======== DATA LISTING ========

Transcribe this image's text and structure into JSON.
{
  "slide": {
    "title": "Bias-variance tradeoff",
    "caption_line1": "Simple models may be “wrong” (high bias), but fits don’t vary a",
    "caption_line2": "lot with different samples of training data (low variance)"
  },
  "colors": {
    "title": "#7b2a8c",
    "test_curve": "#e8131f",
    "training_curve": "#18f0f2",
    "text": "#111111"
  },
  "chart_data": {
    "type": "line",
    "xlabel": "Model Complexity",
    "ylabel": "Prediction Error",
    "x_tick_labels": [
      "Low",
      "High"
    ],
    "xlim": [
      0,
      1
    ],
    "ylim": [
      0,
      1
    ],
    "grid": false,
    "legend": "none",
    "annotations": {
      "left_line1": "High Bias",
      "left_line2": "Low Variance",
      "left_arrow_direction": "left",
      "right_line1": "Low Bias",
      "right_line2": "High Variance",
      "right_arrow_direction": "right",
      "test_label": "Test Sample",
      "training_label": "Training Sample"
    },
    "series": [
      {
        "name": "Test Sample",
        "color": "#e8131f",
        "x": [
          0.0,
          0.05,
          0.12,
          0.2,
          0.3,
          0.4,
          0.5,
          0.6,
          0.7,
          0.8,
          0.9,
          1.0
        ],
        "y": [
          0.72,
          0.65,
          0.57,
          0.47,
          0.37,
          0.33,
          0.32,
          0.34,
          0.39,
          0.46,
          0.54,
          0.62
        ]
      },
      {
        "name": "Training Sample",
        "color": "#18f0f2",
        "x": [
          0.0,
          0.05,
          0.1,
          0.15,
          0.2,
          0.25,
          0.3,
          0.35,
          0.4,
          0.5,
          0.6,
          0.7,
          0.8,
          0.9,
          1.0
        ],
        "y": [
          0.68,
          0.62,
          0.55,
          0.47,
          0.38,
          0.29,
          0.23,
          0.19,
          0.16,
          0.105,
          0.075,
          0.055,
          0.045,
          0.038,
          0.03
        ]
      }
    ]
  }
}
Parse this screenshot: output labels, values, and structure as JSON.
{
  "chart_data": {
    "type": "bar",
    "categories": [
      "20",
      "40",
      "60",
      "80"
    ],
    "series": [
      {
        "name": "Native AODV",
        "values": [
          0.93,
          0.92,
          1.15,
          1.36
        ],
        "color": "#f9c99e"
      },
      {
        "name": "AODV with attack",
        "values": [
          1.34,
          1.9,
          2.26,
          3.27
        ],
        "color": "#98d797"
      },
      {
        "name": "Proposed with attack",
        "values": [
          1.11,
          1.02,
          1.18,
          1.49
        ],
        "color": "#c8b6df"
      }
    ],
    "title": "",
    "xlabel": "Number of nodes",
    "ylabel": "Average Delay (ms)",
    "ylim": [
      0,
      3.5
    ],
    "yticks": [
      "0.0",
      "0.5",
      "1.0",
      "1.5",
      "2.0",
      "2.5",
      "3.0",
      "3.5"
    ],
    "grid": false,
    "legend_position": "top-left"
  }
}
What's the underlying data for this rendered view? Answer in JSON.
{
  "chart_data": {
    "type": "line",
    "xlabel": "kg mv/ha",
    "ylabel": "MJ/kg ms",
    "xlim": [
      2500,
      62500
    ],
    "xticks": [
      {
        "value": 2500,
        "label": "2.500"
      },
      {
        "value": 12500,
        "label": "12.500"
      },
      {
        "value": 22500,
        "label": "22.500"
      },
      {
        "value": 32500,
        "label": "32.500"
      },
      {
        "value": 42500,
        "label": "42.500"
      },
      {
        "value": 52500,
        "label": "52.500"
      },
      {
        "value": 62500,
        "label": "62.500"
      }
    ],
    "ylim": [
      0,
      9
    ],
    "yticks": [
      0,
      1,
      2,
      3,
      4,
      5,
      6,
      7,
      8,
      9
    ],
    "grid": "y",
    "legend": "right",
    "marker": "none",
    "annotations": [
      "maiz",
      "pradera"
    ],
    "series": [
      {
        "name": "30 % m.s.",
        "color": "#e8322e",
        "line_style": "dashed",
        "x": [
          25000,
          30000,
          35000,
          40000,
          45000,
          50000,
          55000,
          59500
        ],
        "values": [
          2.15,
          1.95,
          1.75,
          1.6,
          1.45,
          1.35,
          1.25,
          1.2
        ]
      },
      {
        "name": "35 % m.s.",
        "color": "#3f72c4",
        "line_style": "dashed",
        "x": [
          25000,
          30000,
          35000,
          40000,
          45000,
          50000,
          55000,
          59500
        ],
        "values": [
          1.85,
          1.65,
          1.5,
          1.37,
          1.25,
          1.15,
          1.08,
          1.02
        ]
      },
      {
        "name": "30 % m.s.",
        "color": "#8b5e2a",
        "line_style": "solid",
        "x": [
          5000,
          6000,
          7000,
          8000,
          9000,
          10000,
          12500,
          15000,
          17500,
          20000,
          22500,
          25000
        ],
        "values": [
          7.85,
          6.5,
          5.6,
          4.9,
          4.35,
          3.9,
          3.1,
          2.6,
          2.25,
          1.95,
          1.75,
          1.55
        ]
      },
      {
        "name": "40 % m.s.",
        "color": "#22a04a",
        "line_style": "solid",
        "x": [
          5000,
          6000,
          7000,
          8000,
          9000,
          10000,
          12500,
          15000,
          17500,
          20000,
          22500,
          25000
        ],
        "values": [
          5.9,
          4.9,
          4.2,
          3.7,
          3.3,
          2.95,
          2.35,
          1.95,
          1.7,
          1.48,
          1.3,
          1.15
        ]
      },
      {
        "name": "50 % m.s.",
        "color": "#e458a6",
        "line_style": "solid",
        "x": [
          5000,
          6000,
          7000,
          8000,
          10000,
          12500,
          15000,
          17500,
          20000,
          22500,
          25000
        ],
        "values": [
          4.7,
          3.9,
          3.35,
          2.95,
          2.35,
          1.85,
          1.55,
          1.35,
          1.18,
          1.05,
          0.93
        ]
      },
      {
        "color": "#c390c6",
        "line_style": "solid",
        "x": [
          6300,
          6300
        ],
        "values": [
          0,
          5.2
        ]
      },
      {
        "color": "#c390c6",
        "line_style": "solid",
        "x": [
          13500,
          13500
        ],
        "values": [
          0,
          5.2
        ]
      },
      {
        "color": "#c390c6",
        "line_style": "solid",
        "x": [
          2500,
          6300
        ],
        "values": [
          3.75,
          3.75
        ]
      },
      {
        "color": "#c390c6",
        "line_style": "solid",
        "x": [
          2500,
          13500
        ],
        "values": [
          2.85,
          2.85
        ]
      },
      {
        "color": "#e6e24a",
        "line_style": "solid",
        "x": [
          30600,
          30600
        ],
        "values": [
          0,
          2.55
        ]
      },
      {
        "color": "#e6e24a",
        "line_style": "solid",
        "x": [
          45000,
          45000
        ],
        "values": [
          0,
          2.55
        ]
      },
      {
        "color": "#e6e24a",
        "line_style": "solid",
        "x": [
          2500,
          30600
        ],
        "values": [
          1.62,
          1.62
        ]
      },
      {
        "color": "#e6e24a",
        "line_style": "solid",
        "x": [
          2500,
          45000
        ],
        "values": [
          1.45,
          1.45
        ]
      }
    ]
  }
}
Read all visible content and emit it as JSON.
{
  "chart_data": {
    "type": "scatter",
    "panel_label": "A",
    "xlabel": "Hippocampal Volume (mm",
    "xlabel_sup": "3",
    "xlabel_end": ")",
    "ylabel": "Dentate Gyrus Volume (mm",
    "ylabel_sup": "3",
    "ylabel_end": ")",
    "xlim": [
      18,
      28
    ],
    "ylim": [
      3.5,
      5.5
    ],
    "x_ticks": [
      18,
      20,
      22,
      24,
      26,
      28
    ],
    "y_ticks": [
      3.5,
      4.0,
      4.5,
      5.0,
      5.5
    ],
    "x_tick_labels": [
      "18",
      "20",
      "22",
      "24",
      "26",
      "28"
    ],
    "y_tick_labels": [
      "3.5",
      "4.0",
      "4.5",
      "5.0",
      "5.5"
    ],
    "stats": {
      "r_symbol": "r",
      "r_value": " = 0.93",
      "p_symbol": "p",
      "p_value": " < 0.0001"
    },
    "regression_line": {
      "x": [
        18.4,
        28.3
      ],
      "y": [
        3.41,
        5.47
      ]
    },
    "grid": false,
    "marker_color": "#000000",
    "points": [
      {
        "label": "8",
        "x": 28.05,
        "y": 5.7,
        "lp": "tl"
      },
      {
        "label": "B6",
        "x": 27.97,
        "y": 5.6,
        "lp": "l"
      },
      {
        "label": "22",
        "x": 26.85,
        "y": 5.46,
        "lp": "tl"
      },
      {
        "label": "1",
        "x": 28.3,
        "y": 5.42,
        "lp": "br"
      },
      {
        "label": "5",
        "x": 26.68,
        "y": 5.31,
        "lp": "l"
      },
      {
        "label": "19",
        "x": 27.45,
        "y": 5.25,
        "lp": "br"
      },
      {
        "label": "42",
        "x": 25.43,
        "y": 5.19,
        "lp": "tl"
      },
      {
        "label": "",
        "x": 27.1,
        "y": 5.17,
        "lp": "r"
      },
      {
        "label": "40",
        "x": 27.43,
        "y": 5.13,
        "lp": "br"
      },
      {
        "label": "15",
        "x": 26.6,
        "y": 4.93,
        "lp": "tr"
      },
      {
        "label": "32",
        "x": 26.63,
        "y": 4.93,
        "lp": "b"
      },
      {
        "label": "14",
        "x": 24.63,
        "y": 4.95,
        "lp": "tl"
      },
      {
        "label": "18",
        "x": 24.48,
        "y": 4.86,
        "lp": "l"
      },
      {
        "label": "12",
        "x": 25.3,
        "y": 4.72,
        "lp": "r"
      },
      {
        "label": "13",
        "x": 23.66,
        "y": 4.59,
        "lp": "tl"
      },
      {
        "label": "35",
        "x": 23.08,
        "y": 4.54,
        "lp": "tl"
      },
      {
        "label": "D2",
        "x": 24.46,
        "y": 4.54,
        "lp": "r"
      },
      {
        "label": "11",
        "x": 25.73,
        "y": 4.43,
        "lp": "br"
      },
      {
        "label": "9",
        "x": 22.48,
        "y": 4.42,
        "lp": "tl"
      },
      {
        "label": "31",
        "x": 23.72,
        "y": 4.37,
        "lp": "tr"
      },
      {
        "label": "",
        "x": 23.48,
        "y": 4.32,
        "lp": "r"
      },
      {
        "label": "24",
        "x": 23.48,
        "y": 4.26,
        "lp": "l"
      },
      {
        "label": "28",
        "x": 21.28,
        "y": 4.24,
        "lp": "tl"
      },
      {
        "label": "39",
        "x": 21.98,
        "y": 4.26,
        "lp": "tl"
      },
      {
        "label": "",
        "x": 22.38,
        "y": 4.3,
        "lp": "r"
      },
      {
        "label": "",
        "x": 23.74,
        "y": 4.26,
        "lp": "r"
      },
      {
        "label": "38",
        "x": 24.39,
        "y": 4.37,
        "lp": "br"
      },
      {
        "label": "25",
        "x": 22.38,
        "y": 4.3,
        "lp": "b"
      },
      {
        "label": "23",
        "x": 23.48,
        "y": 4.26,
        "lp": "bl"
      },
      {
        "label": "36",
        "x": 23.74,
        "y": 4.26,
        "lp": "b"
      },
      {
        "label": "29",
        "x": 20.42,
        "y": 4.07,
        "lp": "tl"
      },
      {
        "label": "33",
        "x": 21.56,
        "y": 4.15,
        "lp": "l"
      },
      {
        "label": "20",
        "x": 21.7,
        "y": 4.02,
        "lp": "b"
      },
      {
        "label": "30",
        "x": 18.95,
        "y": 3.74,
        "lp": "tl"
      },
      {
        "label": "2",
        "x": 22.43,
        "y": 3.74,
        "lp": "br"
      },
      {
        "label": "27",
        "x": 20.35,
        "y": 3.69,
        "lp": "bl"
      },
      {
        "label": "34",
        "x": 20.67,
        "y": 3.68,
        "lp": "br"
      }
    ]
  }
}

========

WHAT THIS TASK INVOLVES — Scan the material line by line and report each one that contains "title".

CORRECT RESULT —
    "title": "Bias-variance tradeoff",
    "title": "#7b2a8c",
    "title": "",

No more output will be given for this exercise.